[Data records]
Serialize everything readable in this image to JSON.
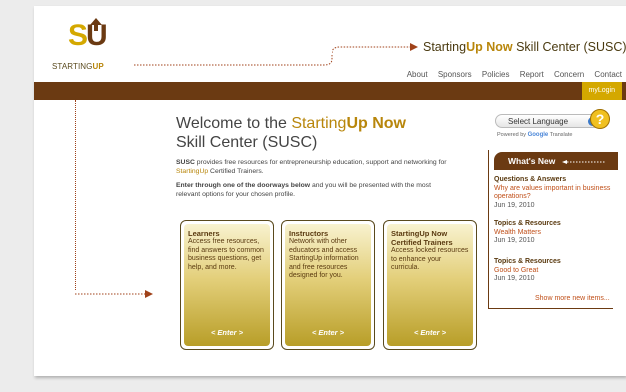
{
  "logo": {
    "mark": "SU",
    "text_prefix": "STARTING",
    "text_suffix": "UP"
  },
  "site_title": {
    "prefix": "Starting",
    "brand_up": "Up",
    "brand_now": " Now",
    "suffix": " Skill Center (SUSC)"
  },
  "topnav": [
    "About",
    "Sponsors",
    "Policies",
    "Report",
    "Concern",
    "Contact"
  ],
  "mylogin": "myLogin",
  "welcome": {
    "line1_prefix": "Welcome to the ",
    "line1_brand_a": "Starting",
    "line1_brand_b": "Up Now",
    "line2": "Skill Center (SUSC)"
  },
  "intro": {
    "p1_bold": "SUSC",
    "p1_text": " provides free resources for entrepreneurship education, support and networking for ",
    "p1_brand_a": "Starting",
    "p1_brand_b": "Up",
    "p1_tail": " Certified Trainers.",
    "p2_bold": "Enter through one of the doorways below",
    "p2_text": " and you will be presented with the most relevant options for your chosen profile."
  },
  "doors": [
    {
      "title": "Learners",
      "desc": "Access free resources, find answers to common business questions, get help, and more.",
      "enter": "< Enter >"
    },
    {
      "title": "Instructors",
      "desc": "Network with other educators and access StartingUp information and free resources designed for you.",
      "enter": "< Enter >"
    },
    {
      "title": "StartingUp Now Certified Trainers",
      "desc": "Access locked resources to enhance your curricula.",
      "enter": "< Enter >"
    }
  ],
  "language": {
    "label": "Select Language",
    "powered_by": "Powered by",
    "google": "Google",
    "translate": "Translate"
  },
  "whats_new": {
    "heading": "What's New",
    "items": [
      {
        "category": "Questions & Answers",
        "title": "Why are values important in business operations?",
        "date": "Jun 19, 2010"
      },
      {
        "category": "Topics & Resources",
        "title": "Wealth Matters",
        "date": "Jun 19, 2010"
      },
      {
        "category": "Topics & Resources",
        "title": "Good to Great",
        "date": "Jun 19, 2010"
      }
    ],
    "more": "Show more new items..."
  },
  "colors": {
    "brown": "#6b3a12",
    "gold": "#b8860b",
    "accent": "#c0501a"
  }
}
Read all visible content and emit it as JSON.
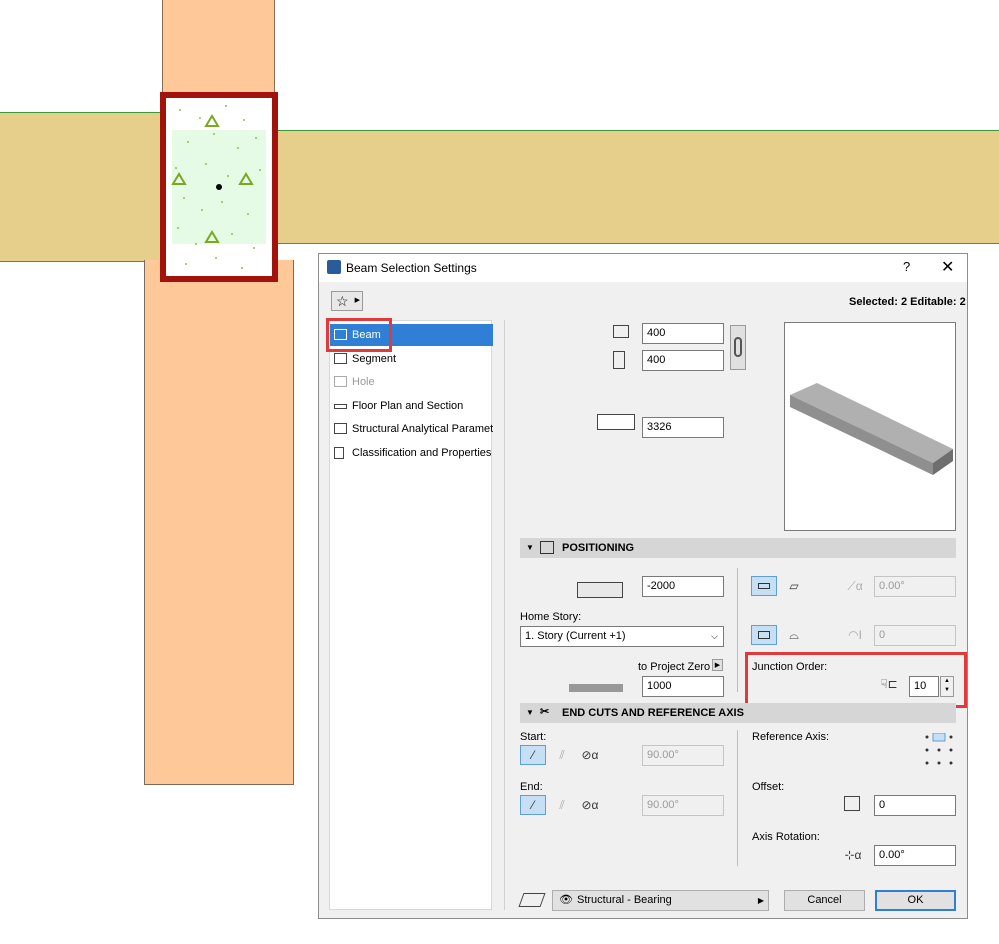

To do: All records must be output exactly as they are, except for the pictures, which are left out.

The output:
Serialize everything readable in this image to JSON.
{
  "logo": {
    "mark": "SU",
    "text_prefix": "STARTING",
    "text_suffix": "UP"
  },
  "site_title": {
    "prefix": "Starting",
    "brand_up": "Up",
    "brand_now": " Now",
    "suffix": " Skill Center (SUSC)"
  },
  "topnav": [
    "About",
    "Sponsors",
    "Policies",
    "Report",
    "Concern",
    "Contact"
  ],
  "mylogin": "myLogin",
  "welcome": {
    "line1_prefix": "Welcome to the ",
    "line1_brand_a": "Starting",
    "line1_brand_b": "Up Now",
    "line2": "Skill Center (SUSC)"
  },
  "intro": {
    "p1_bold": "SUSC",
    "p1_text": " provides free resources for entrepreneurship education, support and networking for ",
    "p1_brand_a": "Starting",
    "p1_brand_b": "Up",
    "p1_tail": " Certified Trainers.",
    "p2_bold": "Enter through one of the doorways below",
    "p2_text": " and you will be presented with the most relevant options for your chosen profile."
  },
  "doors": [
    {
      "title": "Learners",
      "desc": "Access free resources, find answers to common business questions, get help, and more.",
      "enter": "< Enter >"
    },
    {
      "title": "Instructors",
      "desc": "Network with other educators and access StartingUp information and free resources designed for you.",
      "enter": "< Enter >"
    },
    {
      "title": "StartingUp Now Certified Trainers",
      "desc": "Access locked resources to enhance your curricula.",
      "enter": "< Enter >"
    }
  ],
  "language": {
    "label": "Select Language",
    "powered_by": "Powered by",
    "google": "Google",
    "translate": "Translate"
  },
  "whats_new": {
    "heading": "What's New",
    "items": [
      {
        "category": "Questions & Answers",
        "title": "Why are values important in business operations?",
        "date": "Jun 19, 2010"
      },
      {
        "category": "Topics & Resources",
        "title": "Wealth Matters",
        "date": "Jun 19, 2010"
      },
      {
        "category": "Topics & Resources",
        "title": "Good to Great",
        "date": "Jun 19, 2010"
      }
    ],
    "more": "Show more new items..."
  },
  "colors": {
    "brown": "#6b3a12",
    "gold": "#b8860b",
    "accent": "#c0501a"
  }
}
Read all visible content and emit it as JSON.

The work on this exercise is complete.